Instructions to follow: All entries below need to be written out exactly, but without their pictures.

(Extracts from a graphics dataset)
• • •

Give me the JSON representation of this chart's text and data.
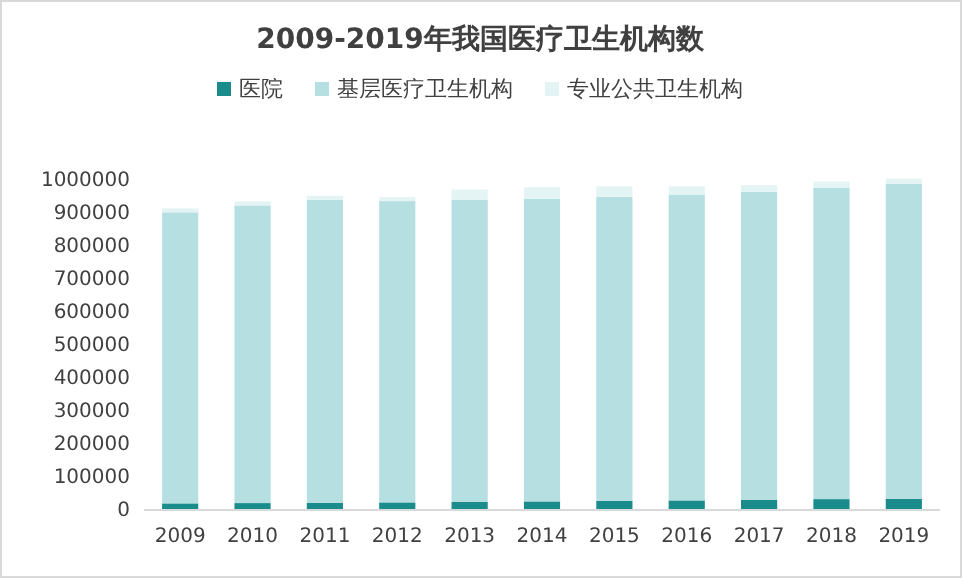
{
  "chart_data": {
    "type": "bar",
    "title": "2009-2019年我国医疗卫生机构数",
    "stacked": true,
    "legend": "top",
    "grid": false,
    "categories": [
      "2009",
      "2010",
      "2011",
      "2012",
      "2013",
      "2014",
      "2015",
      "2016",
      "2017",
      "2018",
      "2019"
    ],
    "series": [
      {
        "name": "医院",
        "color": "#1a8c8c",
        "values": [
          20000,
          21000,
          22000,
          23000,
          25000,
          26000,
          28000,
          29000,
          31000,
          33000,
          34000
        ]
      },
      {
        "name": "基层医疗卫生机构",
        "color": "#b5dfe0",
        "values": [
          882000,
          902000,
          918000,
          913000,
          915000,
          917000,
          921000,
          927000,
          933000,
          944000,
          954000
        ]
      },
      {
        "name": "专业公共卫生机构",
        "color": "#e4f4f4",
        "values": [
          12000,
          12000,
          12000,
          12000,
          31000,
          35000,
          32000,
          25000,
          20000,
          18000,
          16000
        ]
      }
    ],
    "ylim": [
      0,
      1000000
    ],
    "yticks": [
      0,
      100000,
      200000,
      300000,
      400000,
      500000,
      600000,
      700000,
      800000,
      900000,
      1000000
    ]
  }
}
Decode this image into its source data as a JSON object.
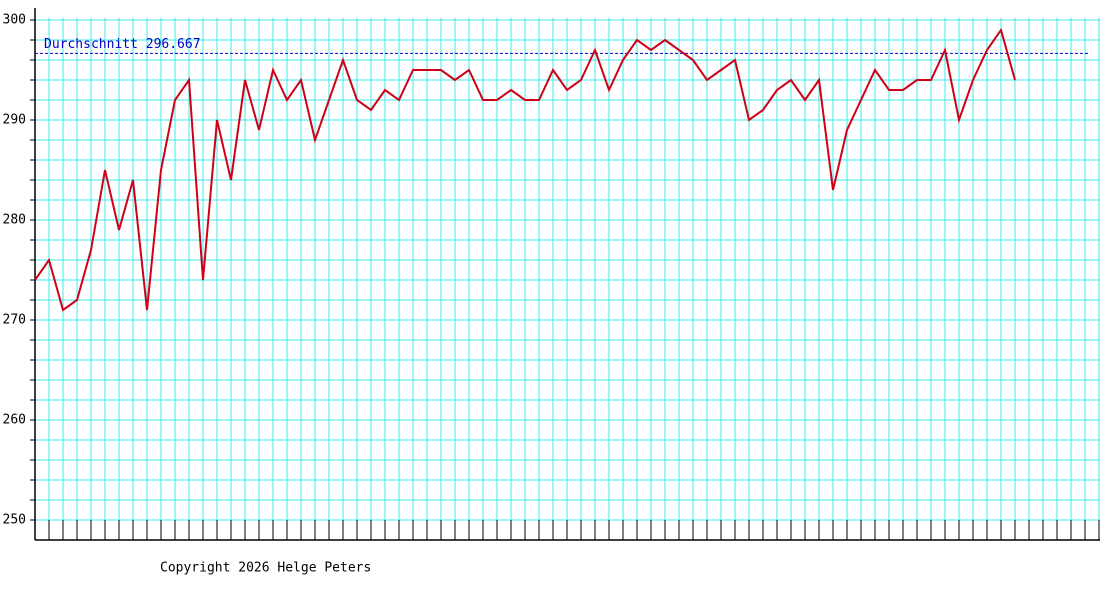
{
  "chart_data": {
    "type": "line",
    "categories": [
      null,
      null,
      null,
      null,
      null,
      null,
      null,
      null,
      null,
      null,
      null,
      null,
      null,
      null,
      null,
      null,
      null,
      null,
      null,
      null,
      null,
      null,
      null,
      null,
      null,
      null,
      null,
      null,
      null,
      null,
      null,
      null,
      null,
      null,
      null,
      null,
      null,
      null,
      null,
      null,
      null,
      null,
      null,
      null,
      null,
      null,
      null,
      null,
      null,
      null,
      null,
      null,
      null,
      null,
      null,
      null,
      null,
      null,
      null,
      null,
      null,
      null,
      null,
      null,
      null,
      null,
      null,
      null,
      null,
      null,
      null
    ],
    "series": [
      {
        "color": "#d00018",
        "values": [
          274,
          276,
          271,
          272,
          277,
          285,
          279,
          284,
          271,
          285,
          292,
          294,
          274,
          290,
          284,
          294,
          289,
          295,
          292,
          294,
          288,
          292,
          296,
          292,
          291,
          293,
          292,
          295,
          295,
          295,
          294,
          295,
          292,
          292,
          293,
          292,
          292,
          295,
          293,
          294,
          297,
          293,
          296,
          298,
          297,
          298,
          297,
          296,
          294,
          295,
          296,
          290,
          291,
          293,
          294,
          292,
          294,
          283,
          289,
          292,
          295,
          293,
          293,
          294,
          294,
          297,
          290,
          294,
          297,
          299,
          294
        ]
      }
    ],
    "average_line": {
      "value": 296.667,
      "label": "Durchschnitt 296.667",
      "color": "#0000c8"
    },
    "ylim": [
      248,
      301.2
    ],
    "yticks": [
      250,
      260,
      270,
      280,
      290,
      300
    ],
    "y_minor_ticks": [
      250,
      252,
      254,
      256,
      258,
      260,
      262,
      264,
      266,
      268,
      270,
      272,
      274,
      276,
      278,
      280,
      282,
      284,
      286,
      288,
      290,
      292,
      294,
      296,
      298,
      300
    ],
    "grid": true,
    "grid_color": "#40e8e8",
    "footer": "Copyright 2026 Helge Peters"
  }
}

• • •

Finished exercise:
Give me the JSON representation of this chart's text and data.
{
  "chart_data": {
    "type": "bar",
    "title": "2009-2019年我国医疗卫生机构数",
    "stacked": true,
    "legend": "top",
    "grid": false,
    "categories": [
      "2009",
      "2010",
      "2011",
      "2012",
      "2013",
      "2014",
      "2015",
      "2016",
      "2017",
      "2018",
      "2019"
    ],
    "series": [
      {
        "name": "医院",
        "color": "#1a8c8c",
        "values": [
          20000,
          21000,
          22000,
          23000,
          25000,
          26000,
          28000,
          29000,
          31000,
          33000,
          34000
        ]
      },
      {
        "name": "基层医疗卫生机构",
        "color": "#b5dfe0",
        "values": [
          882000,
          902000,
          918000,
          913000,
          915000,
          917000,
          921000,
          927000,
          933000,
          944000,
          954000
        ]
      },
      {
        "name": "专业公共卫生机构",
        "color": "#e4f4f4",
        "values": [
          12000,
          12000,
          12000,
          12000,
          31000,
          35000,
          32000,
          25000,
          20000,
          18000,
          16000
        ]
      }
    ],
    "ylim": [
      0,
      1000000
    ],
    "yticks": [
      0,
      100000,
      200000,
      300000,
      400000,
      500000,
      600000,
      700000,
      800000,
      900000,
      1000000
    ]
  }
}
Decode this image into its source data as a JSON object.
{
  "chart_data": {
    "type": "line",
    "categories": [
      null,
      null,
      null,
      null,
      null,
      null,
      null,
      null,
      null,
      null,
      null,
      null,
      null,
      null,
      null,
      null,
      null,
      null,
      null,
      null,
      null,
      null,
      null,
      null,
      null,
      null,
      null,
      null,
      null,
      null,
      null,
      null,
      null,
      null,
      null,
      null,
      null,
      null,
      null,
      null,
      null,
      null,
      null,
      null,
      null,
      null,
      null,
      null,
      null,
      null,
      null,
      null,
      null,
      null,
      null,
      null,
      null,
      null,
      null,
      null,
      null,
      null,
      null,
      null,
      null,
      null,
      null,
      null,
      null,
      null,
      null
    ],
    "series": [
      {
        "color": "#d00018",
        "values": [
          274,
          276,
          271,
          272,
          277,
          285,
          279,
          284,
          271,
          285,
          292,
          294,
          274,
          290,
          284,
          294,
          289,
          295,
          292,
          294,
          288,
          292,
          296,
          292,
          291,
          293,
          292,
          295,
          295,
          295,
          294,
          295,
          292,
          292,
          293,
          292,
          292,
          295,
          293,
          294,
          297,
          293,
          296,
          298,
          297,
          298,
          297,
          296,
          294,
          295,
          296,
          290,
          291,
          293,
          294,
          292,
          294,
          283,
          289,
          292,
          295,
          293,
          293,
          294,
          294,
          297,
          290,
          294,
          297,
          299,
          294
        ]
      }
    ],
    "average_line": {
      "value": 296.667,
      "label": "Durchschnitt 296.667",
      "color": "#0000c8"
    },
    "ylim": [
      248,
      301.2
    ],
    "yticks": [
      250,
      260,
      270,
      280,
      290,
      300
    ],
    "y_minor_ticks": [
      250,
      252,
      254,
      256,
      258,
      260,
      262,
      264,
      266,
      268,
      270,
      272,
      274,
      276,
      278,
      280,
      282,
      284,
      286,
      288,
      290,
      292,
      294,
      296,
      298,
      300
    ],
    "grid": true,
    "grid_color": "#40e8e8",
    "footer": "Copyright 2026 Helge Peters"
  }
}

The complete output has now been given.